Problem to solve> Everything from the line with "Output a JSON" to the end of the data should be restated word for word, and nothing before it.

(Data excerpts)
+-------+

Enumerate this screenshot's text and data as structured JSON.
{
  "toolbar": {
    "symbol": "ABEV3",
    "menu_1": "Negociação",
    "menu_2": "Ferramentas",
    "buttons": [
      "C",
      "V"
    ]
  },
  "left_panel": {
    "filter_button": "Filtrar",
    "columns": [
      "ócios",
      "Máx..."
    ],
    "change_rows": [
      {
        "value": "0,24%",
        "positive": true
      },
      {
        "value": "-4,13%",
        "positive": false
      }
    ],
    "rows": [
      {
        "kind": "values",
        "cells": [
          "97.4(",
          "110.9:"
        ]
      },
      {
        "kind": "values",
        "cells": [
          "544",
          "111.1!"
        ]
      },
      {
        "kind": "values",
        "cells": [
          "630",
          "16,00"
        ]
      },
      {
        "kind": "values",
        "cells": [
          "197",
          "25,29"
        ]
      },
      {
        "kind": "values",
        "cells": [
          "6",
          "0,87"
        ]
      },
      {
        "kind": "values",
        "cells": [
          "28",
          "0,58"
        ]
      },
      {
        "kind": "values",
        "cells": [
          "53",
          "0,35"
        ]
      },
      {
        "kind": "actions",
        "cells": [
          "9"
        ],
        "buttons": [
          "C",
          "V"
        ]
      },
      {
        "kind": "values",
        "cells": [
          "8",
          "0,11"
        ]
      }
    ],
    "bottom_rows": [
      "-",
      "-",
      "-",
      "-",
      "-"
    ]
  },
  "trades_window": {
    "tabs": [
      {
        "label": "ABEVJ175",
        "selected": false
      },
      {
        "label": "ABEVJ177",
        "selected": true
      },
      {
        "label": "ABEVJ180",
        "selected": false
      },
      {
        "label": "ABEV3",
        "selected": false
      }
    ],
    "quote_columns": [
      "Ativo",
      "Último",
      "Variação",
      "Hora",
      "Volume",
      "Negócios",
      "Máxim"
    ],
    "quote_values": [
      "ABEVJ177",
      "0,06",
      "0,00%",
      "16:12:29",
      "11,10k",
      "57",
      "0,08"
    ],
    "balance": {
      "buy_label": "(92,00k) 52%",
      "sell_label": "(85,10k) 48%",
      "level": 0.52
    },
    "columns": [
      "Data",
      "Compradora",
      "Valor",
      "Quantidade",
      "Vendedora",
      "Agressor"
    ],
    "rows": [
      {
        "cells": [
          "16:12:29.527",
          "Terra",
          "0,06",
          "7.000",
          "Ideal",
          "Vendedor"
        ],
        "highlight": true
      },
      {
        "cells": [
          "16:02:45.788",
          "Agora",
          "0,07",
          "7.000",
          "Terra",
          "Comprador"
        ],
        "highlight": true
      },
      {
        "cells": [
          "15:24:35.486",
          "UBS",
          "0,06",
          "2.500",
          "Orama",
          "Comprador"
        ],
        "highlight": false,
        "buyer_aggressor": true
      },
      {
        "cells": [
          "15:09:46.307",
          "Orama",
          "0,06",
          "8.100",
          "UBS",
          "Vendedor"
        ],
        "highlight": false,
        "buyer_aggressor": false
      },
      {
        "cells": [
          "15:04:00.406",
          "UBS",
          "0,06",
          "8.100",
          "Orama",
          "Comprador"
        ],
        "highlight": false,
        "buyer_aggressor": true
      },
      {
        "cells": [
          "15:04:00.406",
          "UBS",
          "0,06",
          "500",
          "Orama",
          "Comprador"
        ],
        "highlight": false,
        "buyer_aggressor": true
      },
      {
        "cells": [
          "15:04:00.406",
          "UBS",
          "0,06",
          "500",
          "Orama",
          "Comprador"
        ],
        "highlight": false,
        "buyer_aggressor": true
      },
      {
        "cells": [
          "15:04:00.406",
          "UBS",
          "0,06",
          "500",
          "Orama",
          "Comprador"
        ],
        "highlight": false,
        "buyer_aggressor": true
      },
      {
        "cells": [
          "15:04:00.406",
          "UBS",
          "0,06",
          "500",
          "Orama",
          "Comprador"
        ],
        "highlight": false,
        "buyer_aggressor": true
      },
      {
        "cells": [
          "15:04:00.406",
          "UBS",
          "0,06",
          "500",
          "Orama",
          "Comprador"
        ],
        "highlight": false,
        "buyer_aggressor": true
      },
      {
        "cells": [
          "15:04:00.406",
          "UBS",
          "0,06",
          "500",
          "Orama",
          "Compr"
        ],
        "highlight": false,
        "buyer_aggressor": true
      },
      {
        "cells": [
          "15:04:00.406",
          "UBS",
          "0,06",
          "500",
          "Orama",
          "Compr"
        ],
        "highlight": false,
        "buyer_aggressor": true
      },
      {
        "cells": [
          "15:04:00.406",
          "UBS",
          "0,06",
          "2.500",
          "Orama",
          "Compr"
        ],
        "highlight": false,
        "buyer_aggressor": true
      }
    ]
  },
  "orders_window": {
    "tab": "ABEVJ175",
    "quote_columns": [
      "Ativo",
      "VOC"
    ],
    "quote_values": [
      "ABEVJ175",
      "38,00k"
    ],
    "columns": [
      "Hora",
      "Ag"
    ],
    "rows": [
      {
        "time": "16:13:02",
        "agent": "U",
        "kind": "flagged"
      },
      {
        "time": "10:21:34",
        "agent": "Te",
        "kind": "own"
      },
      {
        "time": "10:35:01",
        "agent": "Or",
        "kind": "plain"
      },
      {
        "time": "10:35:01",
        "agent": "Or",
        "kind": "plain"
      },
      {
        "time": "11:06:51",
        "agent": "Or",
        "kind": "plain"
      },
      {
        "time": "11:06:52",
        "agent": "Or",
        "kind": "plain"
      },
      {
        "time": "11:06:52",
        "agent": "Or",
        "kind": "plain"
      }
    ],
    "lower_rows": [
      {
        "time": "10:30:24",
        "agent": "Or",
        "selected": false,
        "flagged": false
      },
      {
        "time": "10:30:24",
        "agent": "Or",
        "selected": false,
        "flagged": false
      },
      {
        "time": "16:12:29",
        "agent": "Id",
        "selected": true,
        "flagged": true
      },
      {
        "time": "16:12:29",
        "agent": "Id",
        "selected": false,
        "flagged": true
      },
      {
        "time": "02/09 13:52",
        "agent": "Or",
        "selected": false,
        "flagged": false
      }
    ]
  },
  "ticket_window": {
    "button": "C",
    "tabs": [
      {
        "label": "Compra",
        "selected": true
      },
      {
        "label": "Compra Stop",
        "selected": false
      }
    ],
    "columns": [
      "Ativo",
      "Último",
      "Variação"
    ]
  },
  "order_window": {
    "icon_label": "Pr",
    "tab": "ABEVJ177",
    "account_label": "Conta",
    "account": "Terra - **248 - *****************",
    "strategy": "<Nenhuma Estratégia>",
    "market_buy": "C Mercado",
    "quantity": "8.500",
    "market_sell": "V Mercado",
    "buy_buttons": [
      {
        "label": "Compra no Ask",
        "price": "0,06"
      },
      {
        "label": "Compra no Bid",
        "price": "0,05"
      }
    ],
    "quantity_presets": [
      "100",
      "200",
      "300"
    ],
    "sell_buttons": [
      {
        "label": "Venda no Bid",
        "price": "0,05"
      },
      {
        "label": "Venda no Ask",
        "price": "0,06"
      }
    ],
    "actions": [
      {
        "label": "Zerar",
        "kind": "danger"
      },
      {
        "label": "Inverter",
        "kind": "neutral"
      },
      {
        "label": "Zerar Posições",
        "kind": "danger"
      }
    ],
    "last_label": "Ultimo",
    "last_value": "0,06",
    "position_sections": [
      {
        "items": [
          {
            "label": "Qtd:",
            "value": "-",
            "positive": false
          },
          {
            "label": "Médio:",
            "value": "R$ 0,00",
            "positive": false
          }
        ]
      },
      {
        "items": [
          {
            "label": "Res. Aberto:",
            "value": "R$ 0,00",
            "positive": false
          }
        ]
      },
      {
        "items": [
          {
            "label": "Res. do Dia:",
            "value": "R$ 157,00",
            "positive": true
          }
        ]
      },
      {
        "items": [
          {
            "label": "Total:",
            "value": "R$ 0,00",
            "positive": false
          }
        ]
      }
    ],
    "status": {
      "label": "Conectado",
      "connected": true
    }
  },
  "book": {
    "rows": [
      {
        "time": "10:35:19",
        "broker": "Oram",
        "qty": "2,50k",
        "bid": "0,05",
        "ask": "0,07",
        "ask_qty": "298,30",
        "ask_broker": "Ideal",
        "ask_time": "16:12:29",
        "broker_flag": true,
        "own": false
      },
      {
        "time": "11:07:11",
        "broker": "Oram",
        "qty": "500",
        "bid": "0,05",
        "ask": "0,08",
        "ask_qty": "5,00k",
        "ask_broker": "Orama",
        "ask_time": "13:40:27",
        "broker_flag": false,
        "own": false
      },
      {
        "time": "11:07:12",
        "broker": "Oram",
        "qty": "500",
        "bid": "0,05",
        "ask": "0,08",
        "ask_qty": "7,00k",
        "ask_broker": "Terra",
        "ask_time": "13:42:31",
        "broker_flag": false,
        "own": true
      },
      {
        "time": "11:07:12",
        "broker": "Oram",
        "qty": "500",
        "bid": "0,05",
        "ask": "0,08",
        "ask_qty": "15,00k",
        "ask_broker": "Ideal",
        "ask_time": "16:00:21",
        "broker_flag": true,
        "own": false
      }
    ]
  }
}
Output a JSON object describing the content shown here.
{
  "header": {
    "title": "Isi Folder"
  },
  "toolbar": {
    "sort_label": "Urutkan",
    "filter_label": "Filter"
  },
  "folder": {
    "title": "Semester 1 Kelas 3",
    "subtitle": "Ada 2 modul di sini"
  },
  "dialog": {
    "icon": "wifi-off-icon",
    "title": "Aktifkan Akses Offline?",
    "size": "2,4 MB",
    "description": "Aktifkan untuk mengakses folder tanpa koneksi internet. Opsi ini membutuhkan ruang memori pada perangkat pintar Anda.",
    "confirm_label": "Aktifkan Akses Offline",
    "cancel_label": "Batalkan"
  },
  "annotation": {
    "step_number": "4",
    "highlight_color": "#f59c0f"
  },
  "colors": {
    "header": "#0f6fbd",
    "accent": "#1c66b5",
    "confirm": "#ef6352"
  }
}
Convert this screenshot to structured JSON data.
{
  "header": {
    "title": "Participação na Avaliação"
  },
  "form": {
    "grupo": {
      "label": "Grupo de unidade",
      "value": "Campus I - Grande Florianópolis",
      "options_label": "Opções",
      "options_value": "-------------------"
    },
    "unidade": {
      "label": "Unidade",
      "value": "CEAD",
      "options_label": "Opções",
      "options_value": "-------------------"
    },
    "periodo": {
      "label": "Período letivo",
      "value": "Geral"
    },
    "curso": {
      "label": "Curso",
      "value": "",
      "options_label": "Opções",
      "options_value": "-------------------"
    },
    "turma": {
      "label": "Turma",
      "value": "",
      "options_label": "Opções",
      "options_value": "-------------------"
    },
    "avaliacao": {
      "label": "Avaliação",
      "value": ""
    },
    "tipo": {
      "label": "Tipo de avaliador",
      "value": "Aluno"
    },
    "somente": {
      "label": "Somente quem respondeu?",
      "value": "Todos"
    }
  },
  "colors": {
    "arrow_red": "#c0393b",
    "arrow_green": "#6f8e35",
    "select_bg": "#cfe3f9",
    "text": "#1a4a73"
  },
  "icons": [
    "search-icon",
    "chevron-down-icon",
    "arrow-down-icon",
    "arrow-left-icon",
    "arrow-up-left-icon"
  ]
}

+-------+

Task response>
Output a JSON object describing the content shown here.
{
  "header": {
    "title": "Isi Folder"
  },
  "toolbar": {
    "sort_label": "Urutkan",
    "filter_label": "Filter"
  },
  "folder": {
    "title": "Semester 1 Kelas 3",
    "subtitle": "Ada 2 modul di sini"
  },
  "dialog": {
    "icon": "wifi-off-icon",
    "title": "Aktifkan Akses Offline?",
    "size": "2,4 MB",
    "description": "Aktifkan untuk mengakses folder tanpa koneksi internet. Opsi ini membutuhkan ruang memori pada perangkat pintar Anda.",
    "confirm_label": "Aktifkan Akses Offline",
    "cancel_label": "Batalkan"
  },
  "annotation": {
    "step_number": "4",
    "highlight_color": "#f59c0f"
  },
  "colors": {
    "header": "#0f6fbd",
    "accent": "#1c66b5",
    "confirm": "#ef6352"
  }
}
Convert this screenshot to structured JSON data.
{
  "header": {
    "title": "Participação na Avaliação"
  },
  "form": {
    "grupo": {
      "label": "Grupo de unidade",
      "value": "Campus I - Grande Florianópolis",
      "options_label": "Opções",
      "options_value": "-------------------"
    },
    "unidade": {
      "label": "Unidade",
      "value": "CEAD",
      "options_label": "Opções",
      "options_value": "-------------------"
    },
    "periodo": {
      "label": "Período letivo",
      "value": "Geral"
    },
    "curso": {
      "label": "Curso",
      "value": "",
      "options_label": "Opções",
      "options_value": "-------------------"
    },
    "turma": {
      "label": "Turma",
      "value": "",
      "options_label": "Opções",
      "options_value": "-------------------"
    },
    "avaliacao": {
      "label": "Avaliação",
      "value": ""
    },
    "tipo": {
      "label": "Tipo de avaliador",
      "value": "Aluno"
    },
    "somente": {
      "label": "Somente quem respondeu?",
      "value": "Todos"
    }
  },
  "colors": {
    "arrow_red": "#c0393b",
    "arrow_green": "#6f8e35",
    "select_bg": "#cfe3f9",
    "text": "#1a4a73"
  },
  "icons": [
    "search-icon",
    "chevron-down-icon",
    "arrow-down-icon",
    "arrow-left-icon",
    "arrow-up-left-icon"
  ]
}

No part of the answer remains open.